▶ TASK TO COMPLETE
From the listing below, select every line where the word "Clindamycin" appears.
## start STORED RECORDS
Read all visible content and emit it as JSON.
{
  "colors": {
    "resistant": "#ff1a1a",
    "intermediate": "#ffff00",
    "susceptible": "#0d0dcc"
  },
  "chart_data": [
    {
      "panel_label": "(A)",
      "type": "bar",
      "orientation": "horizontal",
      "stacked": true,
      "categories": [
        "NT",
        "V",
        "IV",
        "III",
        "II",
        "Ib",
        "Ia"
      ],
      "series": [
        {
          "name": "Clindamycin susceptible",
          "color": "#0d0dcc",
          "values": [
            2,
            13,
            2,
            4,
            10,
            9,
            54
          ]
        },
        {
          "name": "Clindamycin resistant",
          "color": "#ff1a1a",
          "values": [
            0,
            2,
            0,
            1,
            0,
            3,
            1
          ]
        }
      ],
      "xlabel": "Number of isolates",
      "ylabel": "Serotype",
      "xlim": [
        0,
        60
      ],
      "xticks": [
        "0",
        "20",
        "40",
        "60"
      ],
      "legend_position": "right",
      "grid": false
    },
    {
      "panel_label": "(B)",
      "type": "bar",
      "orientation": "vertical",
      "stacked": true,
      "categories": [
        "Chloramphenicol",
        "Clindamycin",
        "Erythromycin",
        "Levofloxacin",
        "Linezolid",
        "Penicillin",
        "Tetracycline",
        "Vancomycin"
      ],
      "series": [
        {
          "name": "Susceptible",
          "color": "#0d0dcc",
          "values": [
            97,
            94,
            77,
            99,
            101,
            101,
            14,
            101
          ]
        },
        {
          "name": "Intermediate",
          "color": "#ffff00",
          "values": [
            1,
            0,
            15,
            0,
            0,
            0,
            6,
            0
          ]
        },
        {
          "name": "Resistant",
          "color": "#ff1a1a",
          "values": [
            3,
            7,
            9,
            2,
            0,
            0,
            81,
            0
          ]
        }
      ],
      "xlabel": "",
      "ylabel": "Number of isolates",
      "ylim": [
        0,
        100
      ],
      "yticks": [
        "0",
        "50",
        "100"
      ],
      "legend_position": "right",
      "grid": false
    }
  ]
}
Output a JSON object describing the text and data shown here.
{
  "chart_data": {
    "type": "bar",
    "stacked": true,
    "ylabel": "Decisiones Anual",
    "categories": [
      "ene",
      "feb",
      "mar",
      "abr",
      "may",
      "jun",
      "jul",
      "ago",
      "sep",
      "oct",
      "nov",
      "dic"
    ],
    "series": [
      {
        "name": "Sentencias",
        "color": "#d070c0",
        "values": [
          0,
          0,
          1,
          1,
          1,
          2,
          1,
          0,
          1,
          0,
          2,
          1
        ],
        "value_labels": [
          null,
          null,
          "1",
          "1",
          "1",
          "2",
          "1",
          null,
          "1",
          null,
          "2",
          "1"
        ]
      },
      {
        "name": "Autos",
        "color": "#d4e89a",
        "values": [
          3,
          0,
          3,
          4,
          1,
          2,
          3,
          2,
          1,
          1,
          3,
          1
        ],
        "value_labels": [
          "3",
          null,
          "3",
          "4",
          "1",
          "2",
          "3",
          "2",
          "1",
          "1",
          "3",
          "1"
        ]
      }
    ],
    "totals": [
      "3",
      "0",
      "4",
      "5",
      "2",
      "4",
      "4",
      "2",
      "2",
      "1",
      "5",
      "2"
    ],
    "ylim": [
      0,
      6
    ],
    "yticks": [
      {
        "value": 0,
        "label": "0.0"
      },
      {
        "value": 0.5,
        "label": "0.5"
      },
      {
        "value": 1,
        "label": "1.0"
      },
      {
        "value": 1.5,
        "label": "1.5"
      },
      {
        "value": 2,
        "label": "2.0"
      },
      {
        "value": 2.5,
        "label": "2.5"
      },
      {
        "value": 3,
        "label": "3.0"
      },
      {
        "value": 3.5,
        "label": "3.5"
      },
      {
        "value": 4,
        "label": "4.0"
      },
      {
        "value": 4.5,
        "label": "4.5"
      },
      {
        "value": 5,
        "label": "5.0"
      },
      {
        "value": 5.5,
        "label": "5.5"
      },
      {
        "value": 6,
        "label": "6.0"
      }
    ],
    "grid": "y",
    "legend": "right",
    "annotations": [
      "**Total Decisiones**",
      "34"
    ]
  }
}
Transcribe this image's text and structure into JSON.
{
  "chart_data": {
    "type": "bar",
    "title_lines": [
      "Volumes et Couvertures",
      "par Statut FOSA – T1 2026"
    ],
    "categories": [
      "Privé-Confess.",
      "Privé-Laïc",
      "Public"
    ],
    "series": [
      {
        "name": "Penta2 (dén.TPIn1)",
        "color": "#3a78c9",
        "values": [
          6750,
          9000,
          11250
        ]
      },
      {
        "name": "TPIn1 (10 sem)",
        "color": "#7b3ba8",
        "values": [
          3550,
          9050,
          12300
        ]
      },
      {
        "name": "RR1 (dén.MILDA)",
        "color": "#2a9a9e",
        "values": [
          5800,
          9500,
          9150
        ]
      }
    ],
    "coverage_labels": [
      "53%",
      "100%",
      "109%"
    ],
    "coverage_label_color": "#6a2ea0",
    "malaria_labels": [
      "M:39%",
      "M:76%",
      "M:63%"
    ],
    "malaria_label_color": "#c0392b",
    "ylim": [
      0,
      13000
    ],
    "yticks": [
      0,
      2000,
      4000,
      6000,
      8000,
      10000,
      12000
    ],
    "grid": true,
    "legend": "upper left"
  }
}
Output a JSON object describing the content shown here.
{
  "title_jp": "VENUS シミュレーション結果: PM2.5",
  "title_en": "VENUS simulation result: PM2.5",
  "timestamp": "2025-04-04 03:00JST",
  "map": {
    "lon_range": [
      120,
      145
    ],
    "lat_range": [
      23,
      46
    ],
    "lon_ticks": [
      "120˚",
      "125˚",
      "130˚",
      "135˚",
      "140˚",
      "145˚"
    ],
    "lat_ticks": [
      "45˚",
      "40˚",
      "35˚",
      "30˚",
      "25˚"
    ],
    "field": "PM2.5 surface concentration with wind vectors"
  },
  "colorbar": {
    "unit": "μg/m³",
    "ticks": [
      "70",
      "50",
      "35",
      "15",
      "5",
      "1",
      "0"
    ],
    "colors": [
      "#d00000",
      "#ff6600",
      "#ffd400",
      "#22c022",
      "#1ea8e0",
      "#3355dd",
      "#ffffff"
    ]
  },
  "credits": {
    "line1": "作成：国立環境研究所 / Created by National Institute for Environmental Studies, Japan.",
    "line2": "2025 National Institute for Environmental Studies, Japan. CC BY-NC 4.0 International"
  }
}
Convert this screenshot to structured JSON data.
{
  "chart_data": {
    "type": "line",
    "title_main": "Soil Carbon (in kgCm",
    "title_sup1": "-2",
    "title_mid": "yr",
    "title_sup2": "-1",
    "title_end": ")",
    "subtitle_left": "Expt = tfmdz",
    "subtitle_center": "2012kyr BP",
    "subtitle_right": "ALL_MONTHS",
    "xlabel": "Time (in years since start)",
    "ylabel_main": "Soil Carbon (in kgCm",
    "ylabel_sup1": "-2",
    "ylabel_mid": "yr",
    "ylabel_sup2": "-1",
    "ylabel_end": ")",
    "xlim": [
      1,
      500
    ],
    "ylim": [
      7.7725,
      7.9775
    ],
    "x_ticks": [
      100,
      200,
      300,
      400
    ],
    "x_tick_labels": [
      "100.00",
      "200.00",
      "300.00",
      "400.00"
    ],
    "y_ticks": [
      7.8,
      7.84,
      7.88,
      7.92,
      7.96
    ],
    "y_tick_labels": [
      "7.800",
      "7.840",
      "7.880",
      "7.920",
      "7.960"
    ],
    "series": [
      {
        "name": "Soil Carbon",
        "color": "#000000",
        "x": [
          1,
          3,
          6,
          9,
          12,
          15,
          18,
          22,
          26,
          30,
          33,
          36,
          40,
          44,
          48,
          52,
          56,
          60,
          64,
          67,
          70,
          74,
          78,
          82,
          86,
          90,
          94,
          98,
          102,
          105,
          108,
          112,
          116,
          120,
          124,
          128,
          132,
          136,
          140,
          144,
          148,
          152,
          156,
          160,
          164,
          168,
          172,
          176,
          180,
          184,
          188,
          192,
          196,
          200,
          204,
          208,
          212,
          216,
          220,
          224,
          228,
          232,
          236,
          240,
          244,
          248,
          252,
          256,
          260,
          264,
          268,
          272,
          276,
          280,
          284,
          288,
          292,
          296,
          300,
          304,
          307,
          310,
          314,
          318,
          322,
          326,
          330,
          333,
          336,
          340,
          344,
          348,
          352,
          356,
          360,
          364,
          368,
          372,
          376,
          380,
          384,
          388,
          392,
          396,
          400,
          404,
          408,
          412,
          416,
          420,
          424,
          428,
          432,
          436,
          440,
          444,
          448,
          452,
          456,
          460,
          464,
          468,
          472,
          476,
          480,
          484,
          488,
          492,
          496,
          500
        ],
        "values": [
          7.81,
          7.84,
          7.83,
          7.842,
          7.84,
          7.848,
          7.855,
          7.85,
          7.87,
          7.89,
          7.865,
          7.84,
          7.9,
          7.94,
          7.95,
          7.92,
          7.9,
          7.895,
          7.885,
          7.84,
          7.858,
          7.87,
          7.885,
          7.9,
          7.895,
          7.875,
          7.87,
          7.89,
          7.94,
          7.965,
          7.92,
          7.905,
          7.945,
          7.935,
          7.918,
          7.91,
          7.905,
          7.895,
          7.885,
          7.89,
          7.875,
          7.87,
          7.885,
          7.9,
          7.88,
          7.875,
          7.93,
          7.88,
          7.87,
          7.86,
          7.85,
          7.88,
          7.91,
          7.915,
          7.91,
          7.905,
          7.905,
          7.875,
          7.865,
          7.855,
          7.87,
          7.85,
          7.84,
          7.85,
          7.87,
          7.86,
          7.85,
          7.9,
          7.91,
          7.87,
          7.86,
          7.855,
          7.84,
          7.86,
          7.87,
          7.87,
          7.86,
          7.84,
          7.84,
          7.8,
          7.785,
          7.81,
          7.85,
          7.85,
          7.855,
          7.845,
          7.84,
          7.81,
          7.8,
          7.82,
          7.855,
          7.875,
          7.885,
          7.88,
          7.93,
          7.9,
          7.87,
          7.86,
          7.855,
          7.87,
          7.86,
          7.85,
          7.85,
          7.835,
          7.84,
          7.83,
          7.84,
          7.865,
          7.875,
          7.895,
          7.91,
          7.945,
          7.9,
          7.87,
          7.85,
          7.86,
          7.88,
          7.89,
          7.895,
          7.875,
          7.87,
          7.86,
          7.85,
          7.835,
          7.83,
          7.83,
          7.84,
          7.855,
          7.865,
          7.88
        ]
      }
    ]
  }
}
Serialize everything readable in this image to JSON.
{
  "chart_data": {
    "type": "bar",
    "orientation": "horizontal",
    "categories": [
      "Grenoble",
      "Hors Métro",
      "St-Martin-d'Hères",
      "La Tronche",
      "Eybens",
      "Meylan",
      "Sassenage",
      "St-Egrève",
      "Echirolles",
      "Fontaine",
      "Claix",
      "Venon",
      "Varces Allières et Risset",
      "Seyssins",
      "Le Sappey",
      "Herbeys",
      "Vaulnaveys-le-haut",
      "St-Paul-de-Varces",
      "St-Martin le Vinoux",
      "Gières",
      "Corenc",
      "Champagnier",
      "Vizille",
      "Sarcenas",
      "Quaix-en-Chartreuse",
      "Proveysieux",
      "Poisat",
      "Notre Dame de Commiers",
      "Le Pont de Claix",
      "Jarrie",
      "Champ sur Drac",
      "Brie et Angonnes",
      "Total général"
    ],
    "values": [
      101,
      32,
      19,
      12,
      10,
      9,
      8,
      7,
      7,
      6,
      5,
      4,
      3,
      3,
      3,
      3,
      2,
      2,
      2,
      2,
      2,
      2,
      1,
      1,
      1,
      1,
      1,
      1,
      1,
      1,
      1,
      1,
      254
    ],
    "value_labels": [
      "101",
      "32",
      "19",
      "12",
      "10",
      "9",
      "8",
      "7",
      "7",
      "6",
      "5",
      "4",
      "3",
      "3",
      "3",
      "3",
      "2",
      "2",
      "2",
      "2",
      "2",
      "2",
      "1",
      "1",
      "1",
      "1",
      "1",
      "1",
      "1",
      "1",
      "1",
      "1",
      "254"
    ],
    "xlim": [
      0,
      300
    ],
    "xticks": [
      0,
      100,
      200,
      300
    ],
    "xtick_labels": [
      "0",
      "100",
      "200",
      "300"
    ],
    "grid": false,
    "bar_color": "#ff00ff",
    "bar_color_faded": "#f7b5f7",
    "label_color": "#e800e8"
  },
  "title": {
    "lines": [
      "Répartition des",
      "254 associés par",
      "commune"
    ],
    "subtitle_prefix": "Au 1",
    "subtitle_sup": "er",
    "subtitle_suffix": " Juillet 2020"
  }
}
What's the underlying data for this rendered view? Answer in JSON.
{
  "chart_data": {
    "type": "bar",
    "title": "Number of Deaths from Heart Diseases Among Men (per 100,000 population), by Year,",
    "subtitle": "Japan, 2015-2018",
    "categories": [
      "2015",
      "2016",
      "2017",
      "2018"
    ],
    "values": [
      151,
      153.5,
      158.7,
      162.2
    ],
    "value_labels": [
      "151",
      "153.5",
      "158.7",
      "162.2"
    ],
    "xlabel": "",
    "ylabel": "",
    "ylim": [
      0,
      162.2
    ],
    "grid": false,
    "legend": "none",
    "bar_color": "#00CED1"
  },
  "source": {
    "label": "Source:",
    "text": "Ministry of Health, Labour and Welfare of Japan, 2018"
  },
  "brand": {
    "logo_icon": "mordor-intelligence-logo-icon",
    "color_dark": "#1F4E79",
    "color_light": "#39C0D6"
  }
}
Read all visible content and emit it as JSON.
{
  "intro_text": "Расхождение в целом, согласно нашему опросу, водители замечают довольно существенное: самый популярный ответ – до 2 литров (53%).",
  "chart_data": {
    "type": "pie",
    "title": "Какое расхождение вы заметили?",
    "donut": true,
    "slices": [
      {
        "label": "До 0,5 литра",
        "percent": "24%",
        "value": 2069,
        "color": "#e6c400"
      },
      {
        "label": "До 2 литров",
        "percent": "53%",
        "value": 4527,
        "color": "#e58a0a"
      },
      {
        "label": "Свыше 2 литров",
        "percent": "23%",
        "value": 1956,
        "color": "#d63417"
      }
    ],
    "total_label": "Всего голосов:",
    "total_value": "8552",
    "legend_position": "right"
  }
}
## end STORED RECORDS
▶ FULL SOLUTION
          "name": "Clindamycin susceptible",
          "name": "Clindamycin resistant",
        "Clindamycin",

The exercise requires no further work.